#### [Records provided]
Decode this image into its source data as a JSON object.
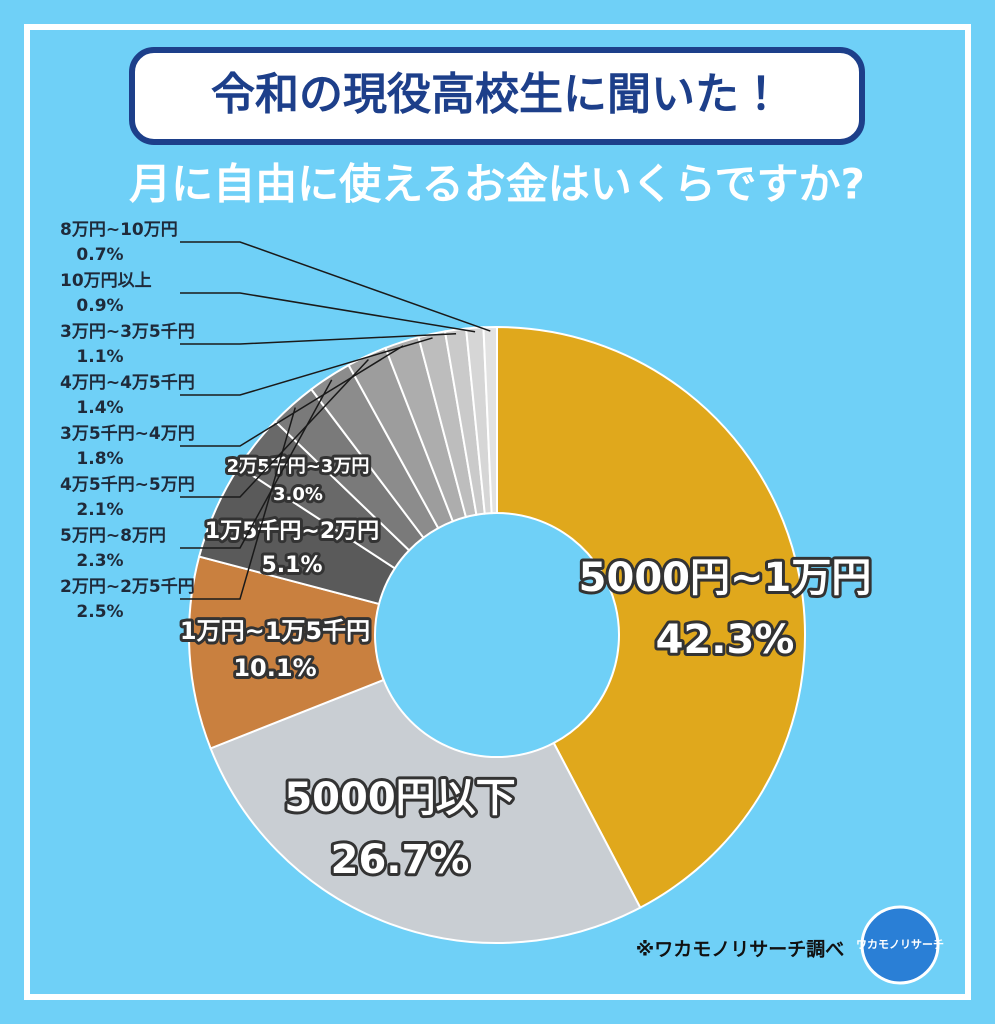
{
  "banner": "令和の現役高校生に聞いた！",
  "chart_data": {
    "type": "donut",
    "title": "月に自由に使えるお金はいくらですか?",
    "categories": [
      "5000円~1万円",
      "5000円以下",
      "1万円~1万5千円",
      "1万5千円~2万円",
      "2万5千円~3万円",
      "2万円~2万5千円",
      "5万円~8万円",
      "4万5千円~5万円",
      "3万5千円~4万円",
      "4万円~4万5千円",
      "3万円~3万5千円",
      "10万円以上",
      "8万円~10万円"
    ],
    "values": [
      42.3,
      26.7,
      10.1,
      5.1,
      3.0,
      2.5,
      2.3,
      2.1,
      1.8,
      1.4,
      1.1,
      0.9,
      0.7
    ],
    "value_labels": [
      "42.3%",
      "26.7%",
      "10.1%",
      "5.1%",
      "3.0%",
      "2.5%",
      "2.3%",
      "2.1%",
      "1.8%",
      "1.4%",
      "1.1%",
      "0.9%",
      "0.7%"
    ],
    "colors": [
      "#e0a81c",
      "#c9ced3",
      "#c9803f",
      "#5a5a5a",
      "#696969",
      "#7a7a7a",
      "#8c8c8c",
      "#9d9d9d",
      "#adadad",
      "#bdbdbd",
      "#cacaca",
      "#d6d6d6",
      "#e2e2e2"
    ]
  },
  "source": "※ワカモノリサーチ調べ",
  "logo": "ワカモノリサーチ"
}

#### [Your goal]
In your copy of the records, include no pictures; repeat everything else exactly.

#### [Worked solution]
Decode this image into its source data as a JSON object.
{
  "banner": "令和の現役高校生に聞いた！",
  "chart_data": {
    "type": "donut",
    "title": "月に自由に使えるお金はいくらですか?",
    "categories": [
      "5000円~1万円",
      "5000円以下",
      "1万円~1万5千円",
      "1万5千円~2万円",
      "2万5千円~3万円",
      "2万円~2万5千円",
      "5万円~8万円",
      "4万5千円~5万円",
      "3万5千円~4万円",
      "4万円~4万5千円",
      "3万円~3万5千円",
      "10万円以上",
      "8万円~10万円"
    ],
    "values": [
      42.3,
      26.7,
      10.1,
      5.1,
      3.0,
      2.5,
      2.3,
      2.1,
      1.8,
      1.4,
      1.1,
      0.9,
      0.7
    ],
    "value_labels": [
      "42.3%",
      "26.7%",
      "10.1%",
      "5.1%",
      "3.0%",
      "2.5%",
      "2.3%",
      "2.1%",
      "1.8%",
      "1.4%",
      "1.1%",
      "0.9%",
      "0.7%"
    ],
    "colors": [
      "#e0a81c",
      "#c9ced3",
      "#c9803f",
      "#5a5a5a",
      "#696969",
      "#7a7a7a",
      "#8c8c8c",
      "#9d9d9d",
      "#adadad",
      "#bdbdbd",
      "#cacaca",
      "#d6d6d6",
      "#e2e2e2"
    ]
  },
  "source": "※ワカモノリサーチ調べ",
  "logo": "ワカモノリサーチ"
}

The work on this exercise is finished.